## PROBLEM DETAILS
Continue the passage below about IV cannula replacement and the CHEST starch trial, picking up after its last sentence.

(EXTRACT PROVIDED Opens)

The mean time the iv cannulae lasted when they were in situ on day 3 was 99 h (SD 54) when replaced as clinically indicated and 70 h (13) when routinely replaced. In other words – not routinely changing the catheter resulted in it being in place for 1.25 extra days. Phlebitis occurred in 114 of 1593 (7%) patients in the clinically indicated group and in 114 of 1690 (7%) patients in the routine replacement group: ABSOLUTELY NO DIFFERENCE, NONE, STOP ASKING ME LEAVE ME ALONE!

So, if the iv site looks ok – it is ok. Don’t go prodding the patient.

Just when you thought it was unsafe….HES again!

A couple of weeks ago I announced the imminent death of colloid. Now it’s back with another “Safe” trial (known as CHEST) from our colleagues in Australia and New Zealand (here). The study enrolled a colossal number of patients (7000) to either isotonic saline (IS) or Voluven (R). This is a 130/0.4 tetrastarch in isotonic saline. I now understand the kerfuffle over the 6s trial (of tetraspan) that mislabeled 130.42 in balanced salt as 130/0.4 (read here). The paper should be subtitled: “ours – the starch that doesn’t kill!” Perhaps…
The authors randomly assigned 7000 patients who had been admitted to an intensive care unit (ICU) in a 1:1 ratio to receive either 6% HES with a molecular weight of 130 kD and a molar substitution ratio of 0.4 (130/0.4, Voluven) in 0.9% sodium chloride or 0.9% sodium chloride (saline) for all fluid resuscitation until ICU discharge, death, or 90 days after randomization. The patients were permitted 50ml/kg HES per day and then were given saline. Similar to the SAFE (albumin) trial, clinicians were permitted to resuscitate patients according to their own goals and preferences.

(EXTRACT PROVIDED Closes)
(DATA EXTRACT Opens)

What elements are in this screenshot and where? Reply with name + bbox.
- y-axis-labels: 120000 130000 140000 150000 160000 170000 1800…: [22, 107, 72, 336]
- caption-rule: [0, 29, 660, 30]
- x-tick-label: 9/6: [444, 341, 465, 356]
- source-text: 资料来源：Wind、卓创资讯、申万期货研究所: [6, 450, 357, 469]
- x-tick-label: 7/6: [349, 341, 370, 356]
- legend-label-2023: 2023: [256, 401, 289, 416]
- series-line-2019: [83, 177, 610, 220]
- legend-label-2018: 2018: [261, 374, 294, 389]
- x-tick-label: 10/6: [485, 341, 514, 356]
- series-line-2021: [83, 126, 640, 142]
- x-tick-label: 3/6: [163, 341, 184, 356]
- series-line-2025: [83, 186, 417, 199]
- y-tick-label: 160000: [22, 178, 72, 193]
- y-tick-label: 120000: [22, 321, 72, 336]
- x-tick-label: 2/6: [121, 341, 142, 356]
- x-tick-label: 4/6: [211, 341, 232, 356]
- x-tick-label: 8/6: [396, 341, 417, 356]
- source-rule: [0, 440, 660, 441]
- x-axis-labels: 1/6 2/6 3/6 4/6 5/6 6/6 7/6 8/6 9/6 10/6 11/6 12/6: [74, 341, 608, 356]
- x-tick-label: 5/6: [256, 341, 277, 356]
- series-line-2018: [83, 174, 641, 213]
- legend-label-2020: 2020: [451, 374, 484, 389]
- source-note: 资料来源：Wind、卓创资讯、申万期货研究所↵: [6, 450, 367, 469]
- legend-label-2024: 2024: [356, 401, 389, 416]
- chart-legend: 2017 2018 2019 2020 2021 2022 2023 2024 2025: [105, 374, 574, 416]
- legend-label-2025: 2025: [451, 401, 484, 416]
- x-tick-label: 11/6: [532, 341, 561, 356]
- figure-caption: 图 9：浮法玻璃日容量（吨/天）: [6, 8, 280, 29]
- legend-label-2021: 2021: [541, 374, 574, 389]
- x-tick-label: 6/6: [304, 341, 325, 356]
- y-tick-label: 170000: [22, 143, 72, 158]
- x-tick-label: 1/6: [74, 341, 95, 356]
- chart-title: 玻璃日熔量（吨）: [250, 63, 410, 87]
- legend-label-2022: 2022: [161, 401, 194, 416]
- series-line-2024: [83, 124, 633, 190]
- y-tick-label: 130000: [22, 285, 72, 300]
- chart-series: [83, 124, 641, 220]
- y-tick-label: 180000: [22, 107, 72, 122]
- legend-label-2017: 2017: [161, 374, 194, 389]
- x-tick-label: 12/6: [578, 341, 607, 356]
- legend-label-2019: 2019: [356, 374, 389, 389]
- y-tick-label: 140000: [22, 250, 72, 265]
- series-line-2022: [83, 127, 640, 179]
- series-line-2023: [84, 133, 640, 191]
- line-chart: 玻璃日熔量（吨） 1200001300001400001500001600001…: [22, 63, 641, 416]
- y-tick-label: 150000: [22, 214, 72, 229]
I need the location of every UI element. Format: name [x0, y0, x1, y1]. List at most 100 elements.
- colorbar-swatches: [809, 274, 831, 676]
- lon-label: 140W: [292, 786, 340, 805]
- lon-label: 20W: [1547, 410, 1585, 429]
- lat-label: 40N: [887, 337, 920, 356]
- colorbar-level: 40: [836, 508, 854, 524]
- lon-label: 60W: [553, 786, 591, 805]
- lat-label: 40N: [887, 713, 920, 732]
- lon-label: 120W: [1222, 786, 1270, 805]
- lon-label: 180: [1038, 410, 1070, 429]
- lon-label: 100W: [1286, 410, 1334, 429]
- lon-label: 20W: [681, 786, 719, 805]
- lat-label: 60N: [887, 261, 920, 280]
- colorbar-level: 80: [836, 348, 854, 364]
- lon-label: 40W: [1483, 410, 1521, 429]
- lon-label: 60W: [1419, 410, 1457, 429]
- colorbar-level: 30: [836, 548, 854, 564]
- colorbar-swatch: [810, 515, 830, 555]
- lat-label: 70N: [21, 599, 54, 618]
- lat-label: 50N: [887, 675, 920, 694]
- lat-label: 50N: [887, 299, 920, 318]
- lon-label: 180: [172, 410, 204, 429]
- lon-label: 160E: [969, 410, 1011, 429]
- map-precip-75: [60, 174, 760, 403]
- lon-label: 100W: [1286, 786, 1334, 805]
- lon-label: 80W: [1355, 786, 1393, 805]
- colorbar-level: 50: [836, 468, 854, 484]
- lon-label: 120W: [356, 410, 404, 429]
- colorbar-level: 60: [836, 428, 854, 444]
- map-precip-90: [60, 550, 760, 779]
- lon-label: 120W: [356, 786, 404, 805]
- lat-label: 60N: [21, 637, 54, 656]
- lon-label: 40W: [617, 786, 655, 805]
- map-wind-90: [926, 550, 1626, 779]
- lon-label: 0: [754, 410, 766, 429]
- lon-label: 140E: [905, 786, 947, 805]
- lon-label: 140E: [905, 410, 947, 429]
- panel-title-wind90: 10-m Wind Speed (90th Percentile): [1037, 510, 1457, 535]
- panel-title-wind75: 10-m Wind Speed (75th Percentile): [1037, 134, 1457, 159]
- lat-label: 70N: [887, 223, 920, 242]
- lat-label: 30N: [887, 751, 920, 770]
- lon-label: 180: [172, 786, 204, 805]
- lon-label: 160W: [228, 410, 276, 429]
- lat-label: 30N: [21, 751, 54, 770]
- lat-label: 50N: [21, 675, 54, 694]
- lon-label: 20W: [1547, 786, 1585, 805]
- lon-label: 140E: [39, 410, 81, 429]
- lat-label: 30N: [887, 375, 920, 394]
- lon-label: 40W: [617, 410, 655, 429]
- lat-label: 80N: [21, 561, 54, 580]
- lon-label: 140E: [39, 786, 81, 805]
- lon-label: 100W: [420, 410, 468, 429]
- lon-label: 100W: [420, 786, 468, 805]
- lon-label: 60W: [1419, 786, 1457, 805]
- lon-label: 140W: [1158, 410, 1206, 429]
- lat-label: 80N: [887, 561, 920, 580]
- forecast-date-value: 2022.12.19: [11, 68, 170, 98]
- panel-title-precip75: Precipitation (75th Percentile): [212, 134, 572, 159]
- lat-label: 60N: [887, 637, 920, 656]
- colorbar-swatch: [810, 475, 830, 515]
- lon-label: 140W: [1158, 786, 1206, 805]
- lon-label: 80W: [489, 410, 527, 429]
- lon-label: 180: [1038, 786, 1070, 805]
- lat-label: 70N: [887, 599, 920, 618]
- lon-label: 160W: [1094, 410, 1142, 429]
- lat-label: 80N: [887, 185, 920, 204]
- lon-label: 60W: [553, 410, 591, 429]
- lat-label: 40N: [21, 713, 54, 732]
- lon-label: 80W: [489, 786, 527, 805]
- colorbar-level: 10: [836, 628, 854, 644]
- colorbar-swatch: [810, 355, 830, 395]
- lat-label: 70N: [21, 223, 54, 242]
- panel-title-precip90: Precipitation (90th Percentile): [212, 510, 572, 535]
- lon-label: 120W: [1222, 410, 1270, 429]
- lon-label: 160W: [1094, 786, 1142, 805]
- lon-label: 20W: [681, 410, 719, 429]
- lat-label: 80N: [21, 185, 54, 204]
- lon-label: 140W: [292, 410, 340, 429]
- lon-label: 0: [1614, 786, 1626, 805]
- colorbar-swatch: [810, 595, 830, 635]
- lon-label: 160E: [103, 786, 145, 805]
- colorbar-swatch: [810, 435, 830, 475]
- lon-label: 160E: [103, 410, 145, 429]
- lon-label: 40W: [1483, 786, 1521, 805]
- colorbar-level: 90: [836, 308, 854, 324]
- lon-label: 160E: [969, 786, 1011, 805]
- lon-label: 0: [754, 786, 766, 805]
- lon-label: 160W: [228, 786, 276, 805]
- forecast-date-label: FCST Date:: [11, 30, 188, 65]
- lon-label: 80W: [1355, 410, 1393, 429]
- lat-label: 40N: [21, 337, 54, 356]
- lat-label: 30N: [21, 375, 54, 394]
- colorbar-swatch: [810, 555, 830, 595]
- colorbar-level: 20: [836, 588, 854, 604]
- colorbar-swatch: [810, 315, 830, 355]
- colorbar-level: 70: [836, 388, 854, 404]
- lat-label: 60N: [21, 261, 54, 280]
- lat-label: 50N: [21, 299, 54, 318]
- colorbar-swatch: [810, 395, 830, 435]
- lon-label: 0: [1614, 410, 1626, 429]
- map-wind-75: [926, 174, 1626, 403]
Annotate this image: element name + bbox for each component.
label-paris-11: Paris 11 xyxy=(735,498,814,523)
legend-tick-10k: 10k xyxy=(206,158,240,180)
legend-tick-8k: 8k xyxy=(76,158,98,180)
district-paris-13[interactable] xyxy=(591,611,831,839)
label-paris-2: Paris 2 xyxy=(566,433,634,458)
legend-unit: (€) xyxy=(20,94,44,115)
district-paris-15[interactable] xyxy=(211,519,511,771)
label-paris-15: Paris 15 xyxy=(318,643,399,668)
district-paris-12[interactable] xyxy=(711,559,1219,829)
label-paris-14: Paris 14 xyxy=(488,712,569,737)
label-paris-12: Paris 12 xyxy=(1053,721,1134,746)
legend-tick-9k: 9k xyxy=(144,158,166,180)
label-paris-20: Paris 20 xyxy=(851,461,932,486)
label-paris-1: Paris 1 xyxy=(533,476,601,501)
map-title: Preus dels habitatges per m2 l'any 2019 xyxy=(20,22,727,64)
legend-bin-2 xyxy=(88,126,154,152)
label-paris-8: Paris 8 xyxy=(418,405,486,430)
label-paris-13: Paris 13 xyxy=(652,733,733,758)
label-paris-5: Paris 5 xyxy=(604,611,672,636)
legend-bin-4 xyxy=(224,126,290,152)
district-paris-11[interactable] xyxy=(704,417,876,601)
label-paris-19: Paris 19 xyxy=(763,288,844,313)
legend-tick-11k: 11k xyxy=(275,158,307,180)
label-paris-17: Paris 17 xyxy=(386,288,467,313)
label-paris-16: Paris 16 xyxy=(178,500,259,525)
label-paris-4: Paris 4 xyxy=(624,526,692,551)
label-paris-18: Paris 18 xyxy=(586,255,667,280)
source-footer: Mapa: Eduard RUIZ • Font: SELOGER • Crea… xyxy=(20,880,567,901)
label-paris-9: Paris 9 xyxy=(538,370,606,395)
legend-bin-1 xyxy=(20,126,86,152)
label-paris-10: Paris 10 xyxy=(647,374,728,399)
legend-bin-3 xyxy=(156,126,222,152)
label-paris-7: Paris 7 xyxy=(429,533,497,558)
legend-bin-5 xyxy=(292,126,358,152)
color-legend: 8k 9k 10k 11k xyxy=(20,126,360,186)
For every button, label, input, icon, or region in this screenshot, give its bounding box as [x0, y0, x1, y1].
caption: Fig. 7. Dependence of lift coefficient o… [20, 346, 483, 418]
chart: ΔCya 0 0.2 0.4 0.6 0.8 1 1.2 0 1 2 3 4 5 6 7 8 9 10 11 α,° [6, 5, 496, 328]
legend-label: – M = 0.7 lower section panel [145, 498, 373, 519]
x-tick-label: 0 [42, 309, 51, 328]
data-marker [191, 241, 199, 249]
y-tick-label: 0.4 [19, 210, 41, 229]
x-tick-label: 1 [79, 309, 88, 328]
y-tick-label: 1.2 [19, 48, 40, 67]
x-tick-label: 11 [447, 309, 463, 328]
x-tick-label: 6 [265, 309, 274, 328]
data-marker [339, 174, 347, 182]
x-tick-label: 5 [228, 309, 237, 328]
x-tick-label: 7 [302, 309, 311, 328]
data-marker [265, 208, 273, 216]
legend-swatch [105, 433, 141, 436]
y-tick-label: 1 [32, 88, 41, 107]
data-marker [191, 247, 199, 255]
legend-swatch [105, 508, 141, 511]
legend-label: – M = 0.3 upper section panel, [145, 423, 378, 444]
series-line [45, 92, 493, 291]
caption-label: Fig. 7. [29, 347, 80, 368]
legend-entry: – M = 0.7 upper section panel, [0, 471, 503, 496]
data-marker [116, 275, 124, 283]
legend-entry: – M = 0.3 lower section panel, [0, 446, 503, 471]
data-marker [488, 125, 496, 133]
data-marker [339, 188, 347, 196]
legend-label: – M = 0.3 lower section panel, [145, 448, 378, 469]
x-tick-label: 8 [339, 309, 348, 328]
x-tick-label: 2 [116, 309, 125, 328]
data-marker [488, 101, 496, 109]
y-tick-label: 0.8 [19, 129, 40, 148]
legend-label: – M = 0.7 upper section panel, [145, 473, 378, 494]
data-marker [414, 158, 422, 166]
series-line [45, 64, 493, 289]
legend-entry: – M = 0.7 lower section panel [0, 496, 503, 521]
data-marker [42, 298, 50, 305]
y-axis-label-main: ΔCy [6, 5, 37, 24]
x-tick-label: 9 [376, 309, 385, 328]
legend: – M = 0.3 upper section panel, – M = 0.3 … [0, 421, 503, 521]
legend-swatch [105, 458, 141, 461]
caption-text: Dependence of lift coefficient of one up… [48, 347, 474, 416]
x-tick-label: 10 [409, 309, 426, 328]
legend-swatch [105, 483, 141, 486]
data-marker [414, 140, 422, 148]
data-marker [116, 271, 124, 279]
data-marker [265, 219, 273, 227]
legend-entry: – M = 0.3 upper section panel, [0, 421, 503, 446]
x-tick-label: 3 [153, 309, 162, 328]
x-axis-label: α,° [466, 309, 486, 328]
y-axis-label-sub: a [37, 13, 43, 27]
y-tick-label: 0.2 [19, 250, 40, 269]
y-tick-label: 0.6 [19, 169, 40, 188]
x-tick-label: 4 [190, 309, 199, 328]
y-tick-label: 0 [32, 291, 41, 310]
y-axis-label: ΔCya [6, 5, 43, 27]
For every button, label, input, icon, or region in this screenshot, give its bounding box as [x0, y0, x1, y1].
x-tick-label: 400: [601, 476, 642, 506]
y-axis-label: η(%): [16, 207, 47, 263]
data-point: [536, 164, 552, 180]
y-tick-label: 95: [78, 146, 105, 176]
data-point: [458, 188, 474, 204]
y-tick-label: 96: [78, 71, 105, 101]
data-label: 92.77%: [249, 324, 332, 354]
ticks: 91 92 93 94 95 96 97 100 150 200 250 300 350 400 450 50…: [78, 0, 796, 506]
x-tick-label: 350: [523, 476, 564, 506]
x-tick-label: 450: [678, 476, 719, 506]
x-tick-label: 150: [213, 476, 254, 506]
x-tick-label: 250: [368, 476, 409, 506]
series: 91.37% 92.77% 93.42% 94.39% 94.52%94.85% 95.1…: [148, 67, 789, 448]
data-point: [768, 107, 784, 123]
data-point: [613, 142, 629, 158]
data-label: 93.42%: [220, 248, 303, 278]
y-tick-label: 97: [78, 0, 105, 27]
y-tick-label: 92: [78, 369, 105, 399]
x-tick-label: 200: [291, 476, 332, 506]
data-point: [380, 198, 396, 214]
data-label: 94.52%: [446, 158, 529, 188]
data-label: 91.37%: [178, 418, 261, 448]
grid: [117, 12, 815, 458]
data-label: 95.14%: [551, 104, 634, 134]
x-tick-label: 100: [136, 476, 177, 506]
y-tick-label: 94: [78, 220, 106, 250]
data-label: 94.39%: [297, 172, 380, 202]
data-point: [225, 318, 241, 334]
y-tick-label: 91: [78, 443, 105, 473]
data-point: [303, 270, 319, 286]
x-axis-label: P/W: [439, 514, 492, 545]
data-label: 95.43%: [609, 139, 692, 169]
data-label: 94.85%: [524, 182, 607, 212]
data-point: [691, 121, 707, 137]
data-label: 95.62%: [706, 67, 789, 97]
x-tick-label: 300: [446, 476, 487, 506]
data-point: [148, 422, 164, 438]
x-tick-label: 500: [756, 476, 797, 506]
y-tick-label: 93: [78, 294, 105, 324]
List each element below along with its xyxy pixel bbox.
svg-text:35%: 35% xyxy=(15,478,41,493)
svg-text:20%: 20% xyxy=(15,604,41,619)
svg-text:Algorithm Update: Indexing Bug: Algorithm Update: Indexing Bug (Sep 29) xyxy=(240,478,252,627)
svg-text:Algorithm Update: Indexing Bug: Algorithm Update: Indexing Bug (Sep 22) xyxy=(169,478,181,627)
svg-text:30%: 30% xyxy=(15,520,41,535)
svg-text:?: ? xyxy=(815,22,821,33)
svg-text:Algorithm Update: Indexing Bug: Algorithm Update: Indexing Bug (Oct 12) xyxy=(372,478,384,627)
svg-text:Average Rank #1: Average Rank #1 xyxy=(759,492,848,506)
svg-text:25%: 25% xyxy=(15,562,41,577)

(DATA EXTRACT Closes)

## OUTPUT BELOW
The primary outcome was death within 90 days. Secondary outcomes included acute kidney injury and failure and treatment with renal-replacement therapy.
There was no mortality difference. A total of 597 of 3315 patients (18.0%) in the HES group and 566 of 3336 (17.0%) in the saline group died (relative risk in the HES group, 1.06; 95% confidence interval [CI], 0.96 to 1.18; P=0.26). There was no significant difference in mortality in six predefined subgroups. Renal-replacement therapy was used in 235 of 3352 patients (7.0%) in the HES group and 196 of 3375 (5.8%) in the saline group (relative risk, 1.21; 95% CI, 1.00 to 1.45; P=0.04).
HES was associated with less renal injury than saline, by RIFLE criteria, but post hoc creatinine and urinary output were worse for HES In the HES and saline groups, renal injury occurred in 34.6% and 38.0% of patients, respectively (P=0.005), and renal failure occurred in 10.4% and 9.2% of patients, respectively (P=0.12). There was a 1.2% absolute increase in the risk of needing renal replacement therapy (p<;0.5) in the HE’S group.
HES was associated with significantly more adverse events (5.3% vs. 2.8%, P<;0.001). These included itching, skin rash and “other” (not explained).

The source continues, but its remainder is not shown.